What is asked = Find each line holding "their" and copy it out.

┌──

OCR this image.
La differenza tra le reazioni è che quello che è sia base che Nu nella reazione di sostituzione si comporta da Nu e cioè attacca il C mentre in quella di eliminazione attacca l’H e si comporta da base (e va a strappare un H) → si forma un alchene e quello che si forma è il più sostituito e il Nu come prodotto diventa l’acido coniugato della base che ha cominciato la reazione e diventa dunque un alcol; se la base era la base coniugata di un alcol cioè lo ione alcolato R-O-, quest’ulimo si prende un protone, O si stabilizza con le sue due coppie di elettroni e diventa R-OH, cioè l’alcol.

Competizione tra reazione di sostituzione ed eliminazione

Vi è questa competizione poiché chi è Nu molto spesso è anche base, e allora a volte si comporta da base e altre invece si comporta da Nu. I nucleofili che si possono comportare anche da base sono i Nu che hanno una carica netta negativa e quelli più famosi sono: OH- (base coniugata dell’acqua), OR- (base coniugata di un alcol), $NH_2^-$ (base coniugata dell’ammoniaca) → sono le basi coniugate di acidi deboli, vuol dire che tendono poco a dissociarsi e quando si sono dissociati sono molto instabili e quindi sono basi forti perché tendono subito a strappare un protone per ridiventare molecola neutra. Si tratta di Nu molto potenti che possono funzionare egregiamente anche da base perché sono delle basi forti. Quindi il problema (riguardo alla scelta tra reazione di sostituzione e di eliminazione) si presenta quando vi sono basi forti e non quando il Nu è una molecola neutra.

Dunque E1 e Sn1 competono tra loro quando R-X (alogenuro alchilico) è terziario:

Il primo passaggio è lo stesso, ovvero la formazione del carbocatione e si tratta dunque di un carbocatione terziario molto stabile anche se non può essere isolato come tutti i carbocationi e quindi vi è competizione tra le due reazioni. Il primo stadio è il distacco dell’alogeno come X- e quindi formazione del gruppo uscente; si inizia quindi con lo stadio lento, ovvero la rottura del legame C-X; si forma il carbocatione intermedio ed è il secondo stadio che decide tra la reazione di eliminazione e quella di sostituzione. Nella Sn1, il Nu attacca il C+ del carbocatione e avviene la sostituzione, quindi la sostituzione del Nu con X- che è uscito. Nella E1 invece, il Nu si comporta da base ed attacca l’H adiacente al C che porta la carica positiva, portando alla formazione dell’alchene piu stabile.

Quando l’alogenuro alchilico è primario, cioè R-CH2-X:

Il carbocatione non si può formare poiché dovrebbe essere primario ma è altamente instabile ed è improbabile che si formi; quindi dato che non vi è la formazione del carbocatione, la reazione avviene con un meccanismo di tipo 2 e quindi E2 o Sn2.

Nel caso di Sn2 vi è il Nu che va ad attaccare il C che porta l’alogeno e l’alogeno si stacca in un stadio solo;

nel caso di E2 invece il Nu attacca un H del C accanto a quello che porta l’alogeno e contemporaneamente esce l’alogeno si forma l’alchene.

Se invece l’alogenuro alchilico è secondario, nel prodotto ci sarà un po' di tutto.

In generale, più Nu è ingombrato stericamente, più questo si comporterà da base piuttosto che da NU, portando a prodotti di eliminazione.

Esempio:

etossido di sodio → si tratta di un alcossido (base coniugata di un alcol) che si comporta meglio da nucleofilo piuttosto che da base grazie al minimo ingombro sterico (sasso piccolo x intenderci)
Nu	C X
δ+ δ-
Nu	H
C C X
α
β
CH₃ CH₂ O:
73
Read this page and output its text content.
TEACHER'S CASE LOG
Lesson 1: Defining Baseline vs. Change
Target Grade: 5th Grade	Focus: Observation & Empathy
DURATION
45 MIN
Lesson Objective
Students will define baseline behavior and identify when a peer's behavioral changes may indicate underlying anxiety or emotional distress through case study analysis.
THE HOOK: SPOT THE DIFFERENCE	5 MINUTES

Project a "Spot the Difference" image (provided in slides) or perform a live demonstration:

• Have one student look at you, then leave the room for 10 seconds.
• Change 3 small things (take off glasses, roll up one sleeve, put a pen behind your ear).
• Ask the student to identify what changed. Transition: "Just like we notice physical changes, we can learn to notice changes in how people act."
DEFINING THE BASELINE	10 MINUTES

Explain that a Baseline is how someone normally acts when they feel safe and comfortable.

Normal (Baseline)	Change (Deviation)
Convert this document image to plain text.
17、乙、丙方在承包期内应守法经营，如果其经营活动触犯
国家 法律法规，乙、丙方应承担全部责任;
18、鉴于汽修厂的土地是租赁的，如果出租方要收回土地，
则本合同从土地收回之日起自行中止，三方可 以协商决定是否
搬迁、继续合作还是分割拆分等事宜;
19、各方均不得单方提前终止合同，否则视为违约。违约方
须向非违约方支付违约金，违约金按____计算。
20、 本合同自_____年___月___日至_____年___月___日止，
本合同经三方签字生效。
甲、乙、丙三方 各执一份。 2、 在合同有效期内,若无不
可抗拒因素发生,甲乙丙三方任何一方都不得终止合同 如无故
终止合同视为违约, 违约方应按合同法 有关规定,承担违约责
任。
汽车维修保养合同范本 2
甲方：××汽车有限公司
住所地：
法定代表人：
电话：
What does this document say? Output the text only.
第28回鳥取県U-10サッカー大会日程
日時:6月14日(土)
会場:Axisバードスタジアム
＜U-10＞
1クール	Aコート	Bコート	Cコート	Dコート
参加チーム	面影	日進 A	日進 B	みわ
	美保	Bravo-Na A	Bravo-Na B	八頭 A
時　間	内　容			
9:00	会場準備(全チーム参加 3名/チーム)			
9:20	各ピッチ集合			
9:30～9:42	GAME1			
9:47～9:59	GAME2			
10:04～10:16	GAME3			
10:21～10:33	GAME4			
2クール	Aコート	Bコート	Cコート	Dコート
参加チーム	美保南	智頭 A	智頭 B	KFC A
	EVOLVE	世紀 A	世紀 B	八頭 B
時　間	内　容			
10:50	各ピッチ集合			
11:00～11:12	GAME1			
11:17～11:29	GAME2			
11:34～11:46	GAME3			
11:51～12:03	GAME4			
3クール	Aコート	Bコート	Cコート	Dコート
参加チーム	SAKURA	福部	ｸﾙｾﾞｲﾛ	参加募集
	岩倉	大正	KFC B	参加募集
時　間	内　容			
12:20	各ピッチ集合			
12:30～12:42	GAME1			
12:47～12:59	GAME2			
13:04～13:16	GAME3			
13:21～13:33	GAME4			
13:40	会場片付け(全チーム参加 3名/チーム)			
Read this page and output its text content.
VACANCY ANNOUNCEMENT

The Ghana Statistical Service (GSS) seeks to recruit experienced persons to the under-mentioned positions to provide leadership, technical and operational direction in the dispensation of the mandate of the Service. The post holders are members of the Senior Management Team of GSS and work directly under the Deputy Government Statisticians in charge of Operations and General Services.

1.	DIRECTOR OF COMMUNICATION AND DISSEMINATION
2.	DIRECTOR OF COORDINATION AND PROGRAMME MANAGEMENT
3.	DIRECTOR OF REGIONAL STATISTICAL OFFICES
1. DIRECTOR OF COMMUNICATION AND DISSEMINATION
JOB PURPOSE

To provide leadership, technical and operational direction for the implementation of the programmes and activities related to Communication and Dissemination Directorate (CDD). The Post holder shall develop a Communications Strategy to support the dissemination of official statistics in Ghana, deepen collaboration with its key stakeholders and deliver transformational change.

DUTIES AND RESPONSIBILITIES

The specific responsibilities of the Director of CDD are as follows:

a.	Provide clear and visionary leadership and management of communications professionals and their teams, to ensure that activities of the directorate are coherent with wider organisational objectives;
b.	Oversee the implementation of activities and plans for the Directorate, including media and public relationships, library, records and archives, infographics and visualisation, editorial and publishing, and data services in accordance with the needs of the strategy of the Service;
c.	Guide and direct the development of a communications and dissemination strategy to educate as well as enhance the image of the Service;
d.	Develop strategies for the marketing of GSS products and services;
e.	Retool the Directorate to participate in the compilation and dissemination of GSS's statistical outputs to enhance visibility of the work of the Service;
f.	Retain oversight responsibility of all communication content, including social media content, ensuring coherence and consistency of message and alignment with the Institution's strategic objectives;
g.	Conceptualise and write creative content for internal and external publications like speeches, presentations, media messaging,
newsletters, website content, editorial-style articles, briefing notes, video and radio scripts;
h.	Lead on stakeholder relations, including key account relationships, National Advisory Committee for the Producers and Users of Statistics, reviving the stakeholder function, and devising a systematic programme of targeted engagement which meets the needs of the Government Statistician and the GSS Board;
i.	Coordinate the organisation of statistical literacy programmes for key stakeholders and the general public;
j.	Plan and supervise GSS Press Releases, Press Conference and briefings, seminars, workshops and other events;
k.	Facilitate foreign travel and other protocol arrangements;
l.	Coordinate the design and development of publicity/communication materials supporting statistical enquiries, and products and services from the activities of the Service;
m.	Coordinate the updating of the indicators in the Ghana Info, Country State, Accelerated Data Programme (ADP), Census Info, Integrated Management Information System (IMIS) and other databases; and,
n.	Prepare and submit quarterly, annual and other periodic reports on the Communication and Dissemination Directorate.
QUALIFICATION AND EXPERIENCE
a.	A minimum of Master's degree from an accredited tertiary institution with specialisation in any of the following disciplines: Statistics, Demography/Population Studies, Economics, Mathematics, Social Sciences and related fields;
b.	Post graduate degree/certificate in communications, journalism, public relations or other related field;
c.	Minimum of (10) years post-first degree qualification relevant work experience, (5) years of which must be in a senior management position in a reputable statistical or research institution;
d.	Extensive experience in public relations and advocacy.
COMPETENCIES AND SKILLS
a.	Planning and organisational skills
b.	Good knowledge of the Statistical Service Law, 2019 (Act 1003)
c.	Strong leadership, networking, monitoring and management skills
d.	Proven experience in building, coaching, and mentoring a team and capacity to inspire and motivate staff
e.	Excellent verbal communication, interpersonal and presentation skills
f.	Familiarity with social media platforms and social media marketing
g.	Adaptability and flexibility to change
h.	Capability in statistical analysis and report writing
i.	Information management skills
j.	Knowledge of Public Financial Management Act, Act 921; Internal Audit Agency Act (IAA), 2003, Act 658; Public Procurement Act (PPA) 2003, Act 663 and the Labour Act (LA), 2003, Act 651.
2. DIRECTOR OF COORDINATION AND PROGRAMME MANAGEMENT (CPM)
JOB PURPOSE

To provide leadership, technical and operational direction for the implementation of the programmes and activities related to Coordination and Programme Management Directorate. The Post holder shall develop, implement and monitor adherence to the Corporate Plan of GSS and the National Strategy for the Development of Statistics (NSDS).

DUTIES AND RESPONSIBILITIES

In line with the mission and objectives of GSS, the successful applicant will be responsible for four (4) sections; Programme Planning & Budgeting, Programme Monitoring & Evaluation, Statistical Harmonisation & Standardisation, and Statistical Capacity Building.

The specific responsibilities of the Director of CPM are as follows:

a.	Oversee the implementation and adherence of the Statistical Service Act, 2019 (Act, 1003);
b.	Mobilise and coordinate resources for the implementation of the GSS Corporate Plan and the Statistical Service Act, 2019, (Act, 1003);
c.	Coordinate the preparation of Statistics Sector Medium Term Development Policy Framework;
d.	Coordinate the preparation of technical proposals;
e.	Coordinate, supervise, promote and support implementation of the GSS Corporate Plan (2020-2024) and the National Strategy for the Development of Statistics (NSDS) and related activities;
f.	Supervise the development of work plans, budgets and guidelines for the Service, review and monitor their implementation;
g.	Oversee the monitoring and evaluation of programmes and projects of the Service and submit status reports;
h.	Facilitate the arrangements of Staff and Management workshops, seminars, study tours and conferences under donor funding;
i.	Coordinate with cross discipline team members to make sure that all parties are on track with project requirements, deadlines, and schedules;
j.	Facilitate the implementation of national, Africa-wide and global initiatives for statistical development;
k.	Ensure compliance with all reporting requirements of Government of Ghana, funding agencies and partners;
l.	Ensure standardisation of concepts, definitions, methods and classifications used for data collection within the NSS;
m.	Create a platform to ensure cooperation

└──

Correct answer =
a.	Provide clear and visionary leadership and management of communications professionals and their teams, to ensure that activities of the directorate are coherent with wider organisational objectives;
f.	Supervise the development of work plans, budgets and guidelines for the Service, review and monitor their implementation;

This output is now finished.